In the listing below, locate the lines that hold "this" and copy them.

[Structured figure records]
• • • • •
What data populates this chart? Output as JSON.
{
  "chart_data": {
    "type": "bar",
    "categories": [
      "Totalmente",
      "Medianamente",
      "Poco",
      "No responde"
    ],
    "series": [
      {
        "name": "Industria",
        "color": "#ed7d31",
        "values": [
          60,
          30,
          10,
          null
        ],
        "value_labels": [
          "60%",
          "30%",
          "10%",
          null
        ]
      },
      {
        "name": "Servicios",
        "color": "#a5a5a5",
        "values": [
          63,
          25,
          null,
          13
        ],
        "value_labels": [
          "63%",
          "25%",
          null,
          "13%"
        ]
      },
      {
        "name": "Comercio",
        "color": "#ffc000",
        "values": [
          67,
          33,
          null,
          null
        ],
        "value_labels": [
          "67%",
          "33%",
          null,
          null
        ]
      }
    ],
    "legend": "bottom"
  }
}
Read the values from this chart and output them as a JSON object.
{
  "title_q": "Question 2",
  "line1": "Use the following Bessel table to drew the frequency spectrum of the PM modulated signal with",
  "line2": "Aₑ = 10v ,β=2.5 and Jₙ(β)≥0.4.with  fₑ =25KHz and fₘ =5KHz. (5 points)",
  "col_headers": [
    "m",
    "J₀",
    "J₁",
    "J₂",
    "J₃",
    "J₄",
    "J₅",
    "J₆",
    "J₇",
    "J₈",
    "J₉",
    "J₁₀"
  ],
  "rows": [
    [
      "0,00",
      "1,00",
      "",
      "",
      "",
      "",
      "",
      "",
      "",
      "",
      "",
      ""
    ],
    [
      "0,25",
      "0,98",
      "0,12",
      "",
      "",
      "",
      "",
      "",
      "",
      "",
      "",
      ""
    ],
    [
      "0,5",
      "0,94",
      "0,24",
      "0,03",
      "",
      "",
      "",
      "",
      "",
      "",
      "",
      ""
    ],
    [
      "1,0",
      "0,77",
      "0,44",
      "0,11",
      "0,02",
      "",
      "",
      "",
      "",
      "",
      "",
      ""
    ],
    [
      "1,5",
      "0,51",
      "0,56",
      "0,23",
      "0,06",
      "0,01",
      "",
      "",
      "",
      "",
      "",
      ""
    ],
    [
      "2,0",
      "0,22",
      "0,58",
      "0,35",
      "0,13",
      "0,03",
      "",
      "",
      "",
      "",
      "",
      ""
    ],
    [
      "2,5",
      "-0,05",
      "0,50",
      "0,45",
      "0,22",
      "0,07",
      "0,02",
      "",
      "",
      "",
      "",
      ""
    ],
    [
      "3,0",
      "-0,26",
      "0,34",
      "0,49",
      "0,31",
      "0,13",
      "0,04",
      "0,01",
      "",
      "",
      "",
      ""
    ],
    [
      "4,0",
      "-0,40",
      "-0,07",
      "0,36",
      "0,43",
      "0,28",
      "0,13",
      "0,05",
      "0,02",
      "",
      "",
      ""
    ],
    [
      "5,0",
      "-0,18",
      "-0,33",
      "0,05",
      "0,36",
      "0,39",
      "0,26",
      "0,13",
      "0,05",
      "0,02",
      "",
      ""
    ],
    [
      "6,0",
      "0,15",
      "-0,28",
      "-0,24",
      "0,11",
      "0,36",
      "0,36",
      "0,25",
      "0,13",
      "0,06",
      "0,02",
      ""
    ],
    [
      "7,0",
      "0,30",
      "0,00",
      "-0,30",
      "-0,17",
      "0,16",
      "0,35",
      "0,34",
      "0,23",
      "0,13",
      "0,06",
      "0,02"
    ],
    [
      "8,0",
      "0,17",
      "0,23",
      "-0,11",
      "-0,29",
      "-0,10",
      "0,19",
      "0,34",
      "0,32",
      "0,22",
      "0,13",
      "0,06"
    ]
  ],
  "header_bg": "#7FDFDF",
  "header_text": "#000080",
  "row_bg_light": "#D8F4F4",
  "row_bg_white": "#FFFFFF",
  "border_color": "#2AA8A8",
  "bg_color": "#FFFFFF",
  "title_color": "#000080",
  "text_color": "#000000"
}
• • • • •
__RESPONSE BELOW__:
What data populates this chart? Output as JSON.
Read the values from this chart and output them as a JSON object.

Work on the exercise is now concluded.